(AIM OF THE TASK): Begin at the line that holds "Output the underlying" and copy each line exactly until the data below ends, including that last line but no pictures.

────────────────

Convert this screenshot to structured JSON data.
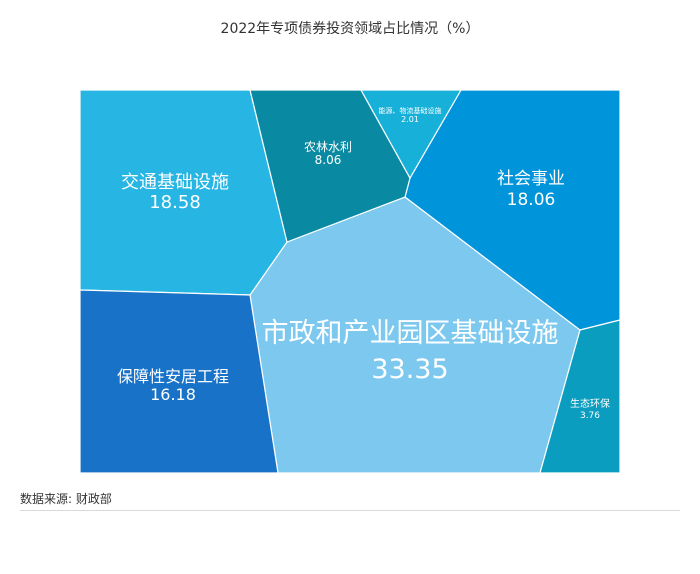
{
  "chart_data": {
    "type": "voronoi-treemap",
    "title": "2022年专项债券投资领域占比情况（%）",
    "cells": [
      {
        "label": "市政和产业园区基础设施",
        "value": 33.35,
        "color": "#7cc8ef"
      },
      {
        "label": "交通基础设施",
        "value": 18.58,
        "color": "#27b5e4"
      },
      {
        "label": "社会事业",
        "value": 18.06,
        "color": "#0094db"
      },
      {
        "label": "保障性安居工程",
        "value": 16.18,
        "color": "#1872c7"
      },
      {
        "label": "农林水利",
        "value": 8.06,
        "color": "#0a8aa2"
      },
      {
        "label": "生态环保",
        "value": 3.76,
        "color": "#0b9dbf"
      },
      {
        "label": "能源、物流基础设施",
        "value": 2.01,
        "color": "#16b0d8"
      }
    ]
  },
  "footer": {
    "source": "数据来源: 财政部"
  }
}
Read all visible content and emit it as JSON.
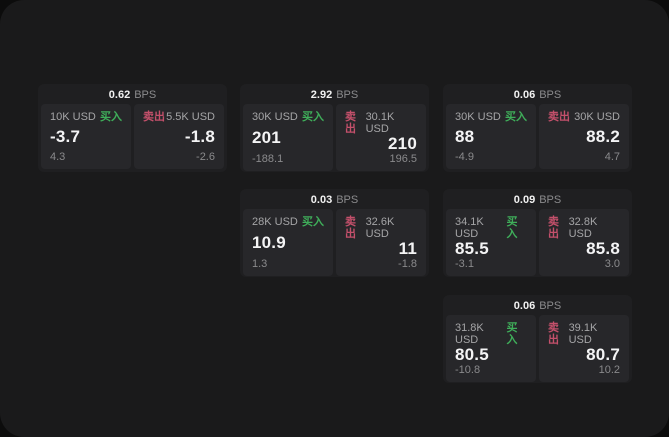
{
  "colors": {
    "buy_green": "#3fae5a",
    "sell_red": "#c4506b",
    "surface_background": "#1a1a1b",
    "card_background": "#1f1f21",
    "panel_background": "#27272a"
  },
  "cards": [
    {
      "spread": "0.62",
      "unit": "BPS",
      "buy": {
        "amount": "10K USD",
        "side": "买入",
        "price": "-3.7",
        "delta": "4.3"
      },
      "sell": {
        "side": "卖出",
        "amount": "5.5K USD",
        "price": "-1.8",
        "delta": "-2.6"
      }
    },
    {
      "spread": "2.92",
      "unit": "BPS",
      "buy": {
        "amount": "30K USD",
        "side": "买入",
        "price": "201",
        "delta": "-188.1"
      },
      "sell": {
        "side": "卖出",
        "amount": "30.1K USD",
        "price": "210",
        "delta": "196.5"
      }
    },
    {
      "spread": "0.03",
      "unit": "BPS",
      "buy": {
        "amount": "28K USD",
        "side": "买入",
        "price": "10.9",
        "delta": "1.3"
      },
      "sell": {
        "side": "卖出",
        "amount": "32.6K USD",
        "price": "11",
        "delta": "-1.8"
      }
    },
    {
      "spread": "0.06",
      "unit": "BPS",
      "buy": {
        "amount": "30K USD",
        "side": "买入",
        "price": "88",
        "delta": "-4.9"
      },
      "sell": {
        "side": "卖出",
        "amount": "30K USD",
        "price": "88.2",
        "delta": "4.7"
      }
    },
    {
      "spread": "0.09",
      "unit": "BPS",
      "buy": {
        "amount": "34.1K USD",
        "side": "买入",
        "price": "85.5",
        "delta": "-3.1"
      },
      "sell": {
        "side": "卖出",
        "amount": "32.8K USD",
        "price": "85.8",
        "delta": "3.0"
      }
    },
    {
      "spread": "0.06",
      "unit": "BPS",
      "buy": {
        "amount": "31.8K USD",
        "side": "买入",
        "price": "80.5",
        "delta": "-10.8"
      },
      "sell": {
        "side": "卖出",
        "amount": "39.1K USD",
        "price": "80.7",
        "delta": "10.2"
      }
    }
  ]
}
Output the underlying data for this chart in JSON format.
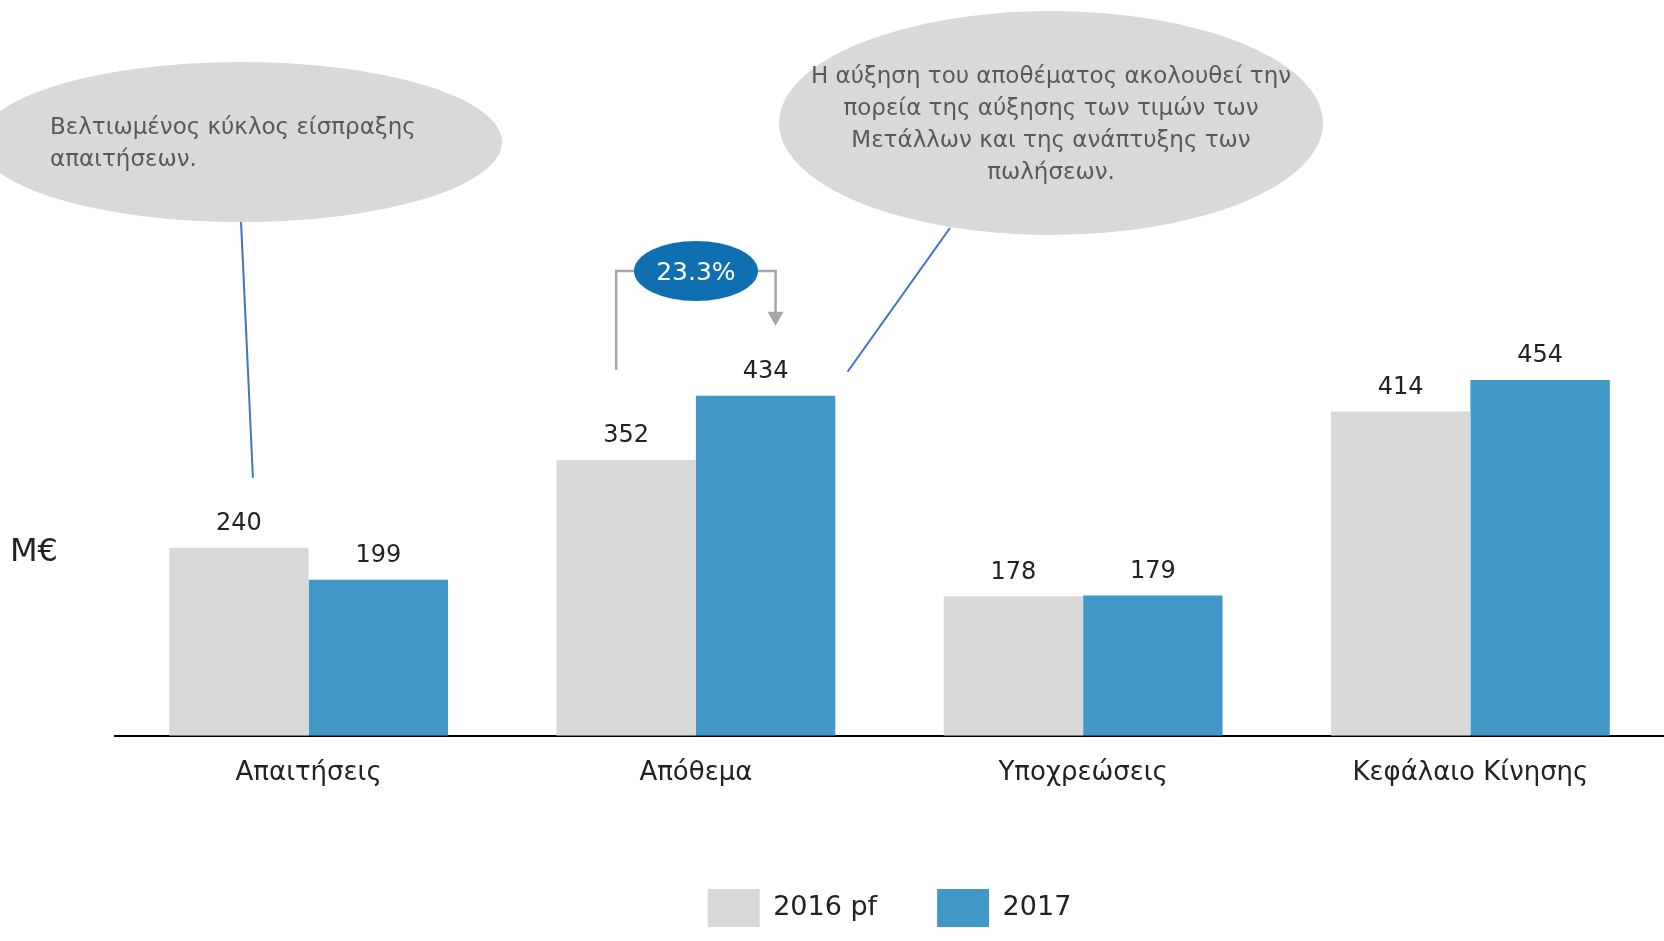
{
  "chart_data": {
    "type": "bar",
    "categories": [
      "Απαιτήσεις",
      "Απόθεμα",
      "Υποχρεώσεις",
      "Κεφάλαιο Κίνησης"
    ],
    "series": [
      {
        "name": "2016 pf",
        "color": "#d9d9d9",
        "values": [
          240,
          352,
          178,
          414
        ]
      },
      {
        "name": "2017",
        "color": "#4299c8",
        "values": [
          199,
          434,
          179,
          454
        ]
      }
    ],
    "ylabel": "M€",
    "data_labels": true,
    "legend": "bottom",
    "grid": false,
    "annotations": [
      "Βελτιωμένος κύκλος είσπραξης απαιτήσεων.",
      "Η αύξηση του αποθέματος ακολουθεί την πορεία της αύξησης των τιμών των Μετάλλων και της ανάπτυξης των πωλήσεων.",
      "23.3%"
    ]
  }
}
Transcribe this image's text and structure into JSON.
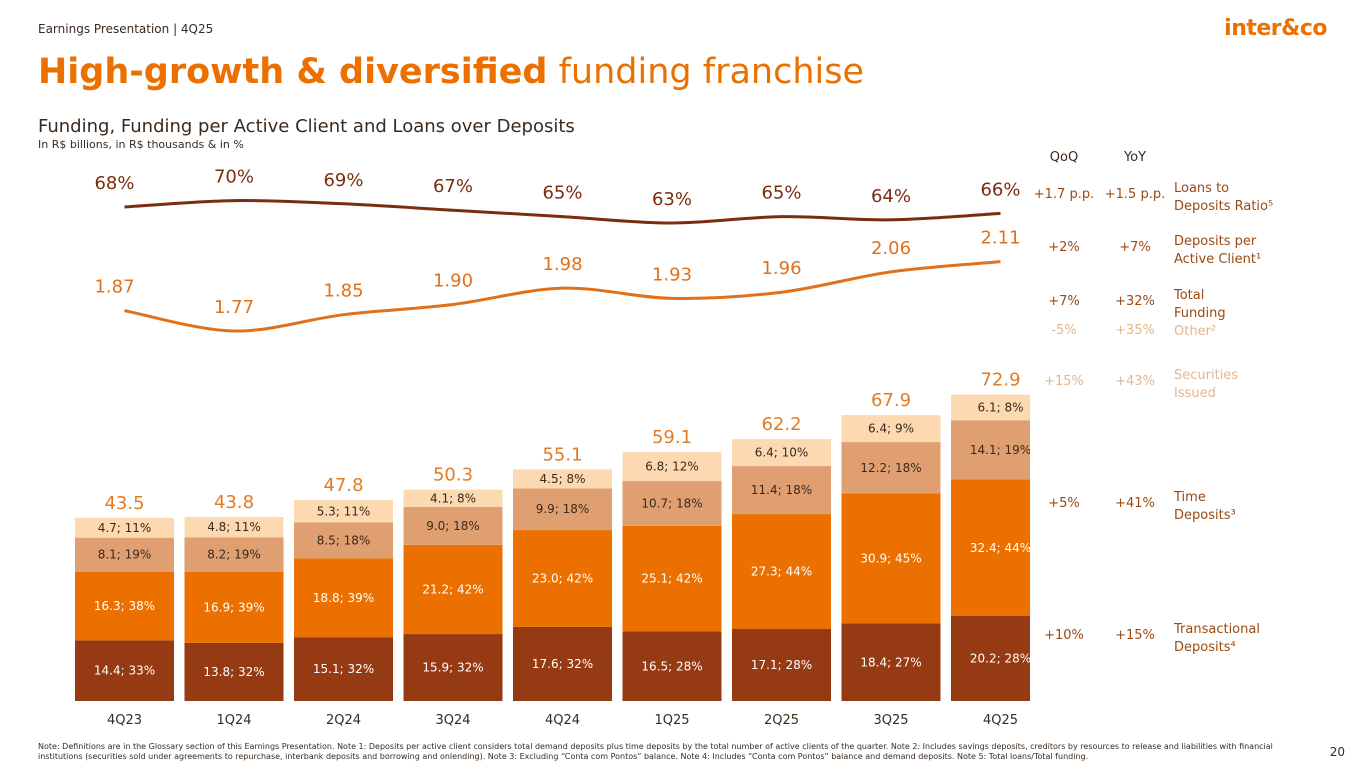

────────────────

(WRITTEN REPLY):
Output the underlying data for this chart in JSON format.
{
  "chart_data": {
    "type": "bar",
    "categories": [
      "Απαιτήσεις",
      "Απόθεμα",
      "Υποχρεώσεις",
      "Κεφάλαιο Κίνησης"
    ],
    "series": [
      {
        "name": "2016 pf",
        "color": "#d9d9d9",
        "values": [
          240,
          352,
          178,
          414
        ]
      },
      {
        "name": "2017",
        "color": "#4299c8",
        "values": [
          199,
          434,
          179,
          454
        ]
      }
    ],
    "ylabel": "M€",
    "data_labels": true,
    "legend": "bottom",
    "grid": false,
    "annotations": [
      "Βελτιωμένος κύκλος είσπραξης απαιτήσεων.",
      "Η αύξηση του αποθέματος ακολουθεί την πορεία της αύξησης των τιμών των Μετάλλων και της ανάπτυξης των πωλήσεων.",
      "23.3%"
    ]
  }
}
Transcribe this image's text and structure into JSON.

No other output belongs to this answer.